> [DO THIS]: Find the lines that hold "marker". Report only how many there are.
>> BEGIN DATA SUPPLIED
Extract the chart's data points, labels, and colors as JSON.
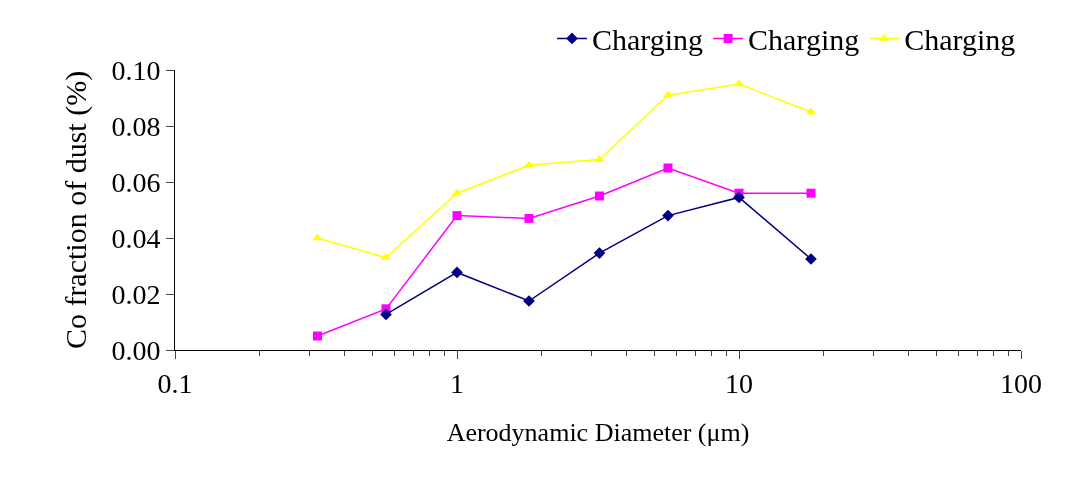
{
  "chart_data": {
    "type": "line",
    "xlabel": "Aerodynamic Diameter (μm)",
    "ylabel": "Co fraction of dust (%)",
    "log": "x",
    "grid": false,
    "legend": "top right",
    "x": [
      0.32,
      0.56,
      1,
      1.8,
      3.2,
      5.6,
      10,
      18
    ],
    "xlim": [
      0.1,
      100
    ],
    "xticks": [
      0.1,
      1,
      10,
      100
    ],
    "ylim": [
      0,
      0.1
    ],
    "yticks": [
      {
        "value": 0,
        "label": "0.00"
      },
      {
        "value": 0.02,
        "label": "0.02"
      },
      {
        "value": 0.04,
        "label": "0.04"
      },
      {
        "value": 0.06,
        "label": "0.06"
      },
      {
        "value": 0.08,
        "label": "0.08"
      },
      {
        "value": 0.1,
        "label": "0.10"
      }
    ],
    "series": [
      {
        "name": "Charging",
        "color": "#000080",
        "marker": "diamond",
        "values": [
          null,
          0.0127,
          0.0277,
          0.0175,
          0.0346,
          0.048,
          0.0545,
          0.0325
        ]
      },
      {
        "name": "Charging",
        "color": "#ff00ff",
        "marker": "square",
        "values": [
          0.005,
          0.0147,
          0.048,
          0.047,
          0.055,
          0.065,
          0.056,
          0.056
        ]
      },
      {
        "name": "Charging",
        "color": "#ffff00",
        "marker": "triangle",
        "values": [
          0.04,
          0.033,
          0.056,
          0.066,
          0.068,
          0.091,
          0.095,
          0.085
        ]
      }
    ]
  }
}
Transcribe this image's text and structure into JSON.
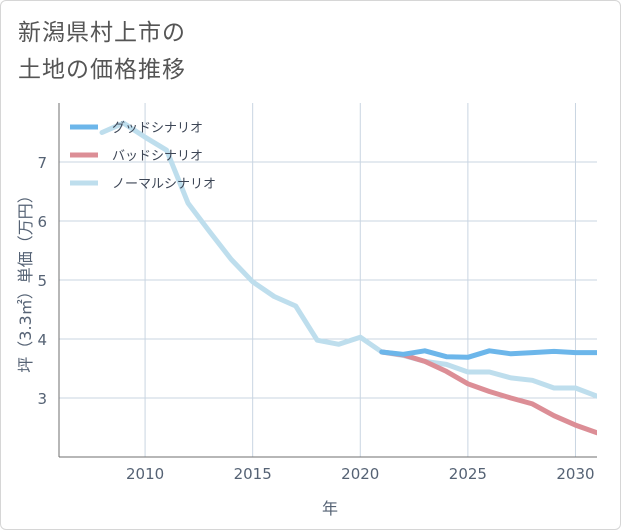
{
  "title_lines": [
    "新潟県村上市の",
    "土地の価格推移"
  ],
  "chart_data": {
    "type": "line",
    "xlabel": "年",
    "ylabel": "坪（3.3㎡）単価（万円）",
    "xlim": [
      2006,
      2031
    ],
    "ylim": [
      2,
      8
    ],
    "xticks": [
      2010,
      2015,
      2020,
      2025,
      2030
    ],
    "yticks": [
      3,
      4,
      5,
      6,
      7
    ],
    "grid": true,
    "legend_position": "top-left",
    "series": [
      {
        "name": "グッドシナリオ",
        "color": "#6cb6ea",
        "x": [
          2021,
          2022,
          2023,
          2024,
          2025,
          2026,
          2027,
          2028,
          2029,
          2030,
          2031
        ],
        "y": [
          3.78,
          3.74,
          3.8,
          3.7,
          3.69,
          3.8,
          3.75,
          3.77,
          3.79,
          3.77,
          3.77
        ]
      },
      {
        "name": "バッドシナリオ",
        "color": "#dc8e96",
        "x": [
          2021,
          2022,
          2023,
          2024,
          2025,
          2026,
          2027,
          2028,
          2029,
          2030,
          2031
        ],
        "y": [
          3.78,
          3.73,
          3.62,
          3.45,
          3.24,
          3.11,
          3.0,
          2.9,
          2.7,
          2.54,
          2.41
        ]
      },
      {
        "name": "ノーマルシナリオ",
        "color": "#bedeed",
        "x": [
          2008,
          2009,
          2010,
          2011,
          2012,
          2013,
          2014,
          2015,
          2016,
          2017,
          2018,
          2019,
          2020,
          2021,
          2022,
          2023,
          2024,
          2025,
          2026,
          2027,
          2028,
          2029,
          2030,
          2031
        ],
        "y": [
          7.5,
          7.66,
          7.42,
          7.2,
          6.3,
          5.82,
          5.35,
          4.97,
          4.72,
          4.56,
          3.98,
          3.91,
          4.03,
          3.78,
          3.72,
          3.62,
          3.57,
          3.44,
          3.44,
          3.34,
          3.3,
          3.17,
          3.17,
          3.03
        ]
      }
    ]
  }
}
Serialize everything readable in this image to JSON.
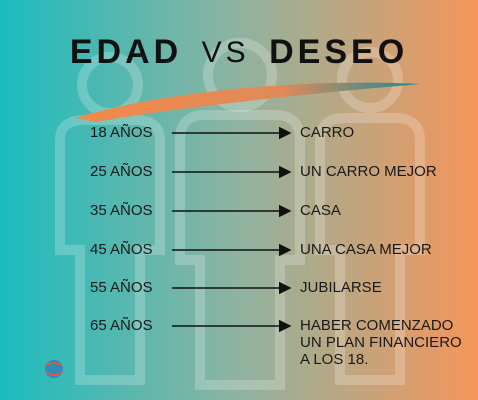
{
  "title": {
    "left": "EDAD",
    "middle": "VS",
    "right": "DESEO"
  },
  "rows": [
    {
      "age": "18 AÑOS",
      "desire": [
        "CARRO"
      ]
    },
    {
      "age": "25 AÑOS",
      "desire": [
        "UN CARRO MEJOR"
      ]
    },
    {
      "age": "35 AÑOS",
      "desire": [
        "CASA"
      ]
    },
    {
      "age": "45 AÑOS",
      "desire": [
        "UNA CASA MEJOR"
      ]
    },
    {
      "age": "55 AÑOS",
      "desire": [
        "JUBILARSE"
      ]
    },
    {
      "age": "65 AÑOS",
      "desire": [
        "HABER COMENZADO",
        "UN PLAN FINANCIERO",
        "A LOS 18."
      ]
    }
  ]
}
>> END DATA SUPPLIED
> [RESPONSE FOR THIS EXERCISE]: 3